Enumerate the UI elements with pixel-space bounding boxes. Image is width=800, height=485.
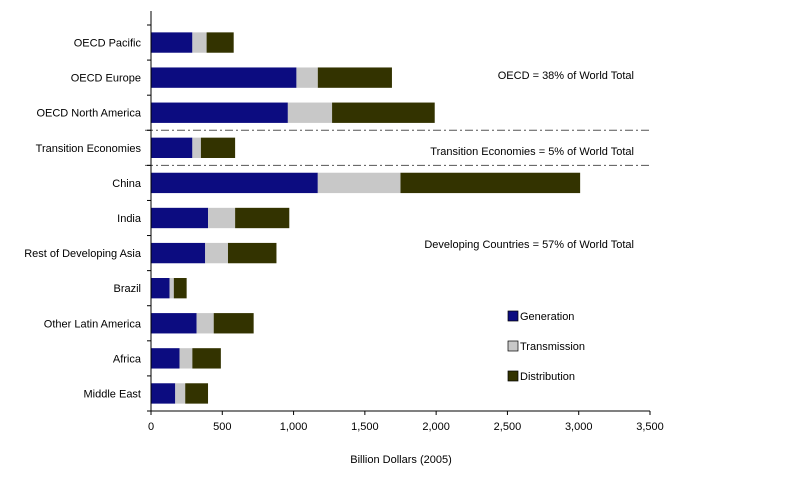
bar-africa-generation	[151, 348, 180, 369]
category-label-brazil: Brazil	[113, 283, 141, 295]
x-tick-label: 1,500	[351, 421, 379, 433]
bar-oecd-europe-generation	[151, 67, 297, 88]
bar-india-generation	[151, 207, 209, 229]
x-tick-label: 3,500	[636, 421, 664, 433]
bar-oecd-pacific-generation	[151, 32, 193, 53]
legend-label-distribution: Distribution	[520, 371, 575, 383]
x-tick-label: 2,500	[494, 421, 522, 433]
bar-brazil-generation	[151, 278, 170, 299]
bars-layer	[151, 32, 581, 404]
legend-swatch-distribution	[507, 370, 519, 382]
category-labels: OECD Pacific OECD Europe OECD North Americ…	[24, 38, 142, 401]
bar-transition-economies-distribution	[200, 137, 236, 158]
annotation-transition: Transition Economies = 5% of World Total	[430, 146, 634, 158]
category-label-oecd-pacific: OECD Pacific	[74, 38, 142, 50]
axes-layer	[147, 11, 651, 415]
annotation-oecd: OECD = 38% of World Total	[498, 70, 634, 82]
annotation-developing: Developing Countries = 57% of World Tota…	[424, 239, 634, 251]
bar-transition-economies-transmission	[192, 137, 201, 158]
bar-africa-transmission	[179, 348, 193, 369]
category-label-middle-east: Middle East	[84, 388, 141, 400]
bar-other-latin-america-generation	[151, 313, 197, 334]
legend-swatch-generation	[507, 310, 519, 322]
x-tick-label: 2,000	[422, 421, 450, 433]
bar-oecd-europe-distribution	[317, 67, 392, 88]
bar-oecd-pacific-distribution	[206, 32, 234, 53]
category-label-transition-economies: Transition Economies	[36, 143, 142, 155]
category-label-africa: Africa	[113, 353, 142, 365]
category-label-oecd-north-america: OECD North America	[36, 108, 141, 120]
bar-india-transmission	[208, 207, 236, 229]
bar-oecd-north-america-distribution	[332, 102, 435, 123]
bar-middle-east-distribution	[185, 383, 209, 404]
category-label-india: India	[117, 213, 142, 225]
category-label-rest-of-developing-asia: Rest of Developing Asia	[24, 248, 142, 260]
category-label-other-latin-america: Other Latin America	[44, 318, 142, 330]
tick-labels: 0 500 1,000 1,500 2,000 2,500 3,000 3,500	[148, 421, 664, 433]
bar-oecd-europe-transmission	[296, 67, 318, 88]
dividers-layer	[145, 129, 650, 166]
legend-label-transmission: Transmission	[520, 341, 585, 353]
x-tick-label: 0	[148, 421, 154, 433]
x-axis-label: Billion Dollars (2005)	[350, 454, 452, 466]
bar-oecd-north-america-transmission	[287, 102, 333, 123]
bar-china-transmission	[317, 172, 401, 194]
bar-middle-east-generation	[151, 383, 176, 404]
legend-label-generation: Generation	[520, 311, 574, 323]
bar-middle-east-transmission	[175, 383, 186, 404]
x-tick-label: 3,000	[565, 421, 593, 433]
legend-swatch-transmission	[507, 340, 519, 352]
legend: Generation Transmission Distribution	[507, 310, 585, 383]
bar-africa-distribution	[192, 348, 221, 369]
bar-rest-of-developing-asia-transmission	[205, 242, 228, 264]
bar-india-distribution	[235, 207, 290, 229]
category-label-oecd-europe: OECD Europe	[71, 73, 141, 85]
bar-china-generation	[151, 172, 318, 194]
bar-oecd-north-america-generation	[151, 102, 288, 123]
bar-china-distribution	[400, 172, 581, 194]
x-tick-label: 500	[213, 421, 231, 433]
bar-other-latin-america-transmission	[196, 313, 214, 334]
bar-rest-of-developing-asia-distribution	[227, 242, 277, 264]
x-tick-label: 1,000	[280, 421, 308, 433]
bar-brazil-distribution	[173, 278, 187, 299]
bar-oecd-pacific-transmission	[192, 32, 207, 53]
bar-other-latin-america-distribution	[213, 313, 254, 334]
category-label-china: China	[112, 178, 142, 190]
bar-rest-of-developing-asia-generation	[151, 242, 206, 264]
bar-transition-economies-generation	[151, 137, 193, 158]
bar-brazil-transmission	[169, 278, 174, 299]
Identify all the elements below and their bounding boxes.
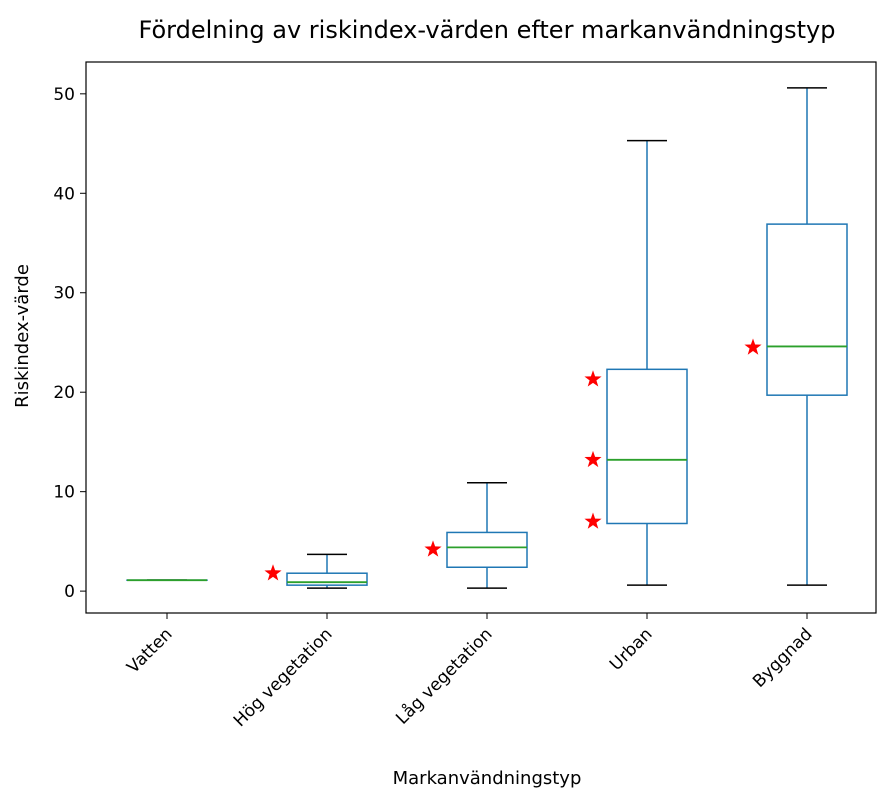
star-marker	[584, 370, 602, 387]
plot-frame	[85, 61, 877, 614]
chart-title: Fördelning av riskindex-värden efter mar…	[139, 16, 836, 44]
box-iqr	[606, 368, 688, 525]
star-marker	[744, 338, 762, 355]
box-group	[286, 553, 368, 589]
star-marker	[264, 564, 282, 581]
y-tick-label: 50	[53, 85, 75, 105]
x-tick-label: Urban	[606, 624, 657, 675]
box-group	[766, 87, 848, 586]
box-iqr	[286, 572, 368, 586]
box-iqr	[766, 223, 848, 396]
y-tick-label: 40	[53, 184, 75, 204]
y-axis: 0 10 20 30 40 50	[53, 85, 86, 602]
y-tick-label: 20	[53, 383, 75, 403]
x-axis-label: Markanvändningstyp	[393, 768, 582, 789]
star-marker	[584, 450, 602, 468]
box-iqr	[446, 531, 528, 568]
x-tick-label: Byggnad	[749, 624, 816, 691]
x-tick-label: Hög vegetation	[230, 624, 337, 731]
star-marker	[424, 540, 442, 557]
x-axis: Vatten Hög vegetation Låg vegetation Urban B…	[123, 613, 817, 731]
y-tick-label: 30	[53, 284, 75, 304]
y-tick-label: 0	[64, 582, 75, 602]
x-tick-label: Vatten	[123, 624, 176, 677]
x-tick-label: Låg vegetation	[392, 624, 497, 729]
y-tick-label: 10	[53, 483, 75, 503]
plot-area	[126, 87, 848, 589]
star-marker	[584, 512, 602, 529]
box-group	[606, 139, 688, 586]
y-axis-label: Riskindex-värde	[12, 264, 33, 408]
box-group	[446, 481, 528, 589]
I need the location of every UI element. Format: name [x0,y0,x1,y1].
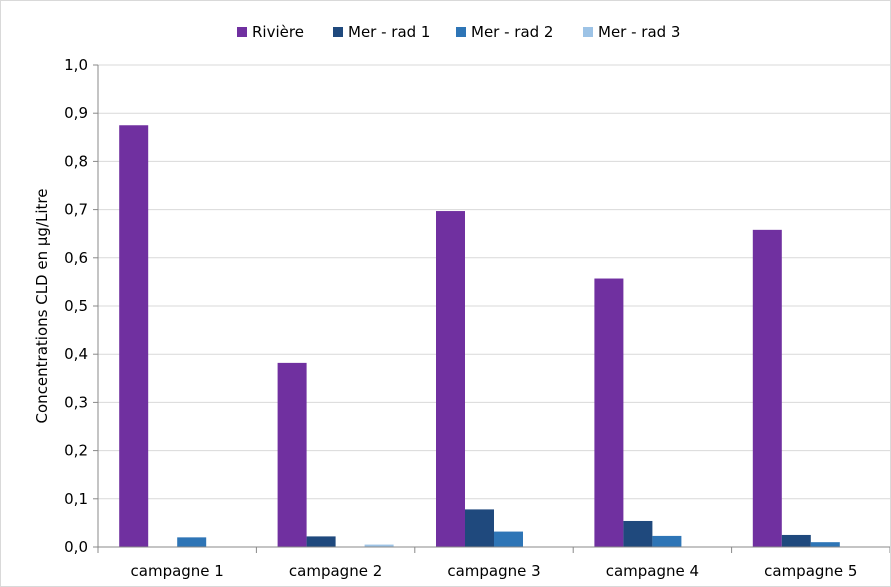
bar [465,509,494,547]
x-tick-label: campagne 2 [289,562,382,580]
legend-swatch [456,27,466,37]
legend-label: Mer - rad 2 [471,23,553,41]
legend: Rivière Mer - rad 1 Mer - rad 2 Mer - rad 3 [237,23,680,41]
y-axis-ticks: 0,0 0,1 0,2 0,3 0,4 0,5 0,6 0,7 0,8 0,9 1,0 [64,56,98,556]
y-tick-label: 0,1 [64,490,88,508]
bar [623,520,653,547]
y-tick-label: 0,2 [64,442,88,460]
bar [652,535,682,547]
bar [306,536,336,547]
y-tick-label: 0,0 [64,538,88,556]
legend-label: Mer - rad 1 [348,23,430,41]
y-tick-label: 0,7 [64,201,88,219]
x-axis: campagne 1 campagne 2 campagne 3 campagne 4… [97,65,890,580]
y-tick-label: 0,4 [64,345,88,363]
x-tick-label: campagne 3 [447,562,540,580]
bar [436,211,465,547]
y-tick-label: 0,6 [64,249,88,267]
bar [119,125,149,547]
bar [364,544,394,547]
legend-swatch [237,27,247,37]
bar [277,362,307,547]
legend-swatch [583,27,593,37]
bar [810,542,840,547]
y-tick-label: 0,9 [64,104,88,122]
x-tick-label: campagne 1 [131,562,224,580]
y-tick-label: 0,5 [64,297,88,315]
legend-label: Mer - rad 3 [598,23,680,41]
bar [752,229,782,547]
y-axis-title: Concentrations CLD en µg/Litre [33,189,51,424]
y-tick-label: 1,0 [64,56,88,74]
gridlines [98,64,890,500]
bar [781,534,811,547]
x-tick-label: campagne 4 [606,562,699,580]
bar [594,278,624,547]
x-tick-label: campagne 5 [764,562,857,580]
legend-label: Rivière [252,23,304,41]
legend-swatch [333,27,343,37]
y-tick-label: 0,3 [64,393,88,411]
bars [119,125,840,547]
bar [177,537,207,547]
y-tick-label: 0,8 [64,152,88,170]
bar [494,531,523,547]
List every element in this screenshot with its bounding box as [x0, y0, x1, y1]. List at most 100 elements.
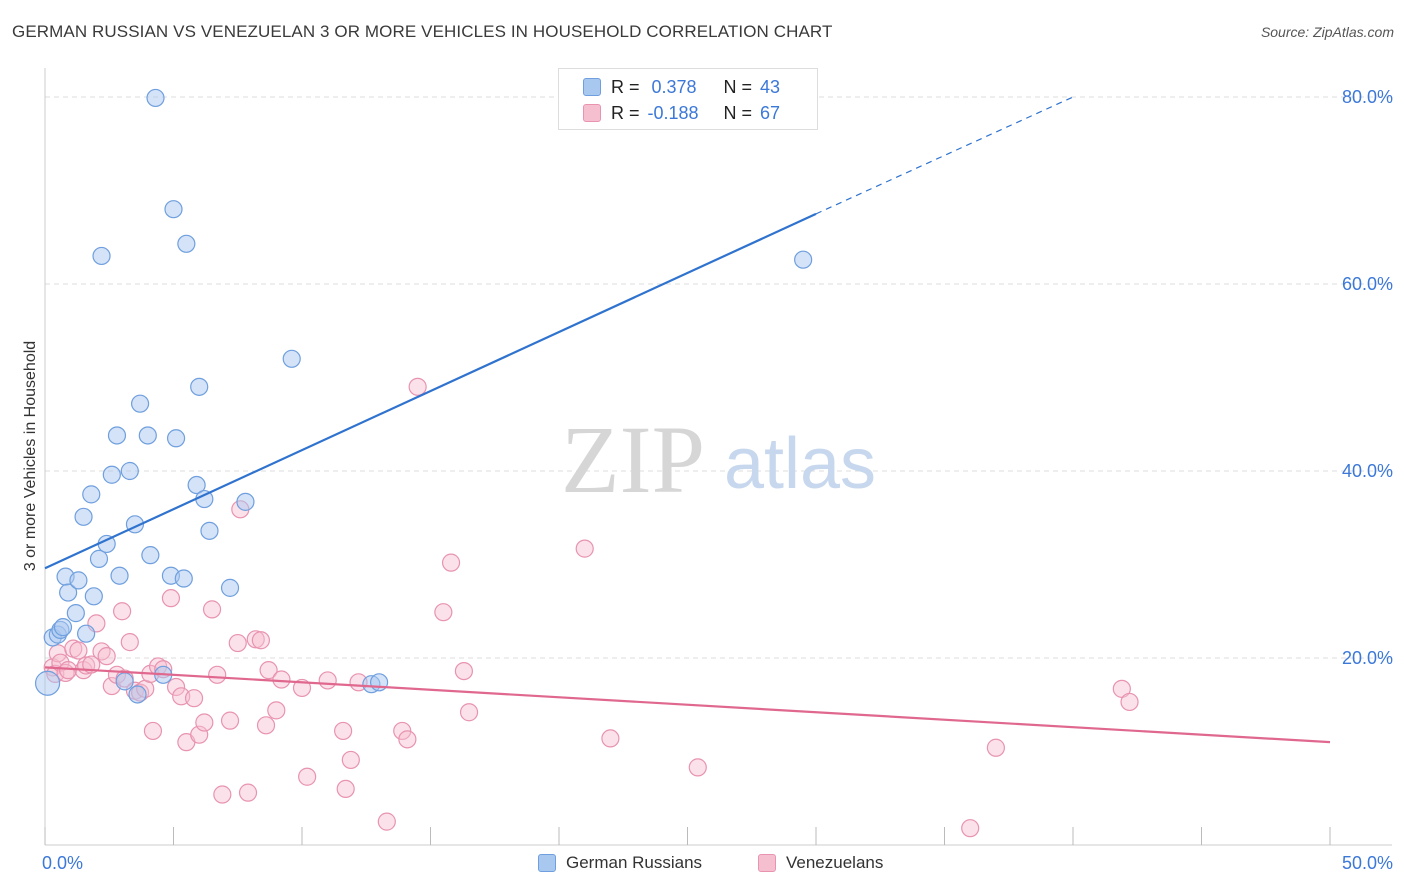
german-russians-point: [138, 426, 157, 445]
german-russians-point: [370, 673, 389, 692]
german-russians-point: [164, 200, 183, 219]
german-russians-point: [89, 549, 109, 568]
legend-item-venezuelans[interactable]: Venezuelans: [758, 853, 883, 873]
axes: [44, 68, 1392, 846]
n-value: 43: [760, 76, 781, 97]
r-value: 0.378: [651, 76, 697, 97]
german-russians-point: [74, 507, 93, 526]
german-russians-point: [102, 465, 121, 484]
r-label: R =: [611, 76, 640, 97]
venezuelans-point: [341, 750, 360, 770]
venezuelans-point: [267, 701, 286, 720]
venezuelans-point: [97, 647, 116, 666]
german-russians-point: [77, 624, 96, 643]
venezuelans-point: [272, 670, 291, 689]
venezuelans-point: [398, 730, 417, 749]
german-russians-point: [141, 546, 160, 565]
venezuelans-point: [184, 689, 204, 708]
venezuelans-point: [120, 633, 139, 652]
german-russians-point: [110, 566, 129, 585]
german-russians-point: [69, 571, 88, 590]
venezuelans-trend-line: [44, 666, 1331, 744]
german-russians-point: [120, 461, 139, 481]
stat-row-venezuelans: R = -0.188 N = 67: [583, 101, 780, 125]
german-russians-point: [282, 349, 301, 368]
german-russians-points: [34, 88, 813, 704]
venezuelans-point: [112, 602, 132, 621]
stats-box: R = 0.378 N = 43 R = -0.188 N = 67: [558, 68, 818, 130]
venezuelans-point: [228, 633, 247, 653]
x-tick-label: 0.0%: [42, 853, 83, 873]
venezuelans-point: [298, 767, 317, 786]
n-label: N =: [723, 102, 753, 123]
german-russians-point: [166, 429, 186, 448]
german-russians-swatch: [583, 78, 601, 96]
venezuelans-point: [195, 713, 214, 732]
german-russians-point: [92, 246, 111, 266]
german-russians-trend-extension: [815, 96, 1074, 215]
venezuelans-point: [986, 738, 1006, 757]
venezuelans-point: [256, 716, 276, 735]
y-tick-label: 80.0%: [1342, 87, 1393, 107]
german-russians-point: [82, 485, 101, 504]
venezuelans-point: [377, 812, 396, 831]
german-russians-point: [59, 583, 78, 602]
german-russians-point: [190, 377, 209, 396]
venezuelans-point: [208, 665, 227, 684]
venezuelans-point: [220, 711, 240, 730]
venezuelans-point: [961, 819, 980, 838]
german-russians-point: [187, 475, 206, 495]
venezuelans-point: [202, 600, 222, 619]
venezuelans-point: [259, 661, 278, 680]
german-russians-point: [200, 521, 219, 540]
legend: German Russians Venezuelans: [0, 850, 1406, 880]
venezuelans-point: [238, 783, 258, 802]
chart-title: GERMAN RUSSIAN VS VENEZUELAN 3 OR MORE V…: [12, 22, 833, 41]
german-russians-point: [220, 578, 240, 597]
venezuelans-point: [166, 677, 186, 697]
n-label: N =: [723, 76, 753, 97]
venezuelans-point: [292, 678, 312, 698]
venezuelans-point: [143, 721, 163, 741]
r-value: -0.188: [647, 102, 699, 123]
gridlines: [45, 96, 1392, 659]
venezuelans-point: [246, 630, 265, 649]
y-tick-label: 40.0%: [1342, 461, 1393, 481]
venezuelans-legend-swatch: [758, 854, 776, 872]
german-russians-point: [115, 672, 134, 691]
venezuelans-swatch: [583, 104, 601, 122]
venezuelans-point: [1120, 692, 1139, 712]
venezuelans-point: [213, 785, 232, 804]
german-russians-point: [53, 618, 73, 637]
venezuelans-point: [575, 539, 594, 558]
legend-label: Venezuelans: [786, 853, 884, 872]
venezuelans-point: [161, 589, 181, 608]
venezuelans-point: [336, 779, 355, 799]
legend-item-german-russians[interactable]: German Russians: [538, 853, 702, 873]
watermark-zip: ZIP: [561, 406, 705, 513]
german-russians-point: [66, 604, 85, 623]
german-russians-point: [177, 234, 196, 253]
legend-label: German Russians: [566, 853, 703, 872]
venezuelans-point: [318, 671, 337, 690]
german-russians-trend-line: [44, 212, 817, 570]
venezuelans-point: [601, 729, 620, 748]
stat-row-german-russians: R = 0.378 N = 43: [583, 75, 781, 99]
german-russians-point: [130, 394, 150, 413]
venezuelans-point: [251, 631, 270, 650]
watermark-atlas: atlas: [724, 424, 876, 504]
german-russians-point: [174, 569, 193, 588]
y-tick-label: 60.0%: [1342, 274, 1393, 294]
y-tick-label: 20.0%: [1342, 648, 1393, 668]
venezuelans-point: [459, 703, 479, 722]
german-russians-legend-swatch: [538, 854, 556, 872]
venezuelans-point: [334, 721, 353, 741]
r-label: R =: [611, 102, 640, 123]
venezuelans-point: [688, 758, 707, 777]
venezuelans-point: [454, 661, 474, 681]
tick-labels: 20.0% 40.0% 60.0% 80.0% 0.0% 50.0%: [42, 87, 1393, 873]
german-russians-point: [236, 492, 255, 511]
german-russians-point: [146, 88, 165, 108]
german-russians-point: [84, 587, 103, 606]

- - -

§ **Work to complete**
Rewrite the lines from the line with "german-russians-point: [138, 426, 157, 445]" up to and including the line with "venezuelans-point: [986, 738, 1006, 757]", changing "swatch" to "marker" and keeping everything else the same. Return only those lines.

§ **Solution to the problem**
german-russians-point: [138, 426, 157, 445]
german-russians-point: [370, 673, 389, 692]
german-russians-point: [164, 200, 183, 219]
german-russians-point: [89, 549, 109, 568]
legend-item-venezuelans[interactable]: Venezuelans: [758, 853, 883, 873]
axes: [44, 68, 1392, 846]
n-value: 43: [760, 76, 781, 97]
r-value: 0.378: [651, 76, 697, 97]
german-russians-point: [74, 507, 93, 526]
german-russians-point: [102, 465, 121, 484]
r-label: R =: [611, 76, 640, 97]
venezuelans-point: [341, 750, 360, 770]
venezuelans-point: [267, 701, 286, 720]
venezuelans-point: [97, 647, 116, 666]
german-russians-point: [77, 624, 96, 643]
venezuelans-point: [272, 670, 291, 689]
venezuelans-point: [398, 730, 417, 749]
german-russians-point: [141, 546, 160, 565]
venezuelans-point: [184, 689, 204, 708]
venezuelans-point: [120, 633, 139, 652]
german-russians-point: [110, 566, 129, 585]
german-russians-point: [69, 571, 88, 590]
venezuelans-trend-line: [44, 666, 1331, 744]
german-russians-point: [120, 461, 139, 481]
stat-row-venezuelans: R = -0.188 N = 67: [583, 101, 780, 125]
german-russians-point: [282, 349, 301, 368]
german-russians-points: [34, 88, 813, 704]
venezuelans-point: [112, 602, 132, 621]
stats-box: R = 0.378 N = 43 R = -0.188 N = 67: [558, 68, 818, 130]
venezuelans-point: [228, 633, 247, 653]
x-tick-label: 0.0%: [42, 853, 83, 873]
venezuelans-point: [298, 767, 317, 786]
n-label: N =: [723, 102, 753, 123]
german-russians-point: [166, 429, 186, 448]
german-russians-marker: [583, 78, 601, 96]
venezuelans-point: [195, 713, 214, 732]
german-russians-point: [92, 246, 111, 266]
german-russians-trend-extension: [815, 96, 1074, 215]
venezuelans-point: [986, 738, 1006, 757]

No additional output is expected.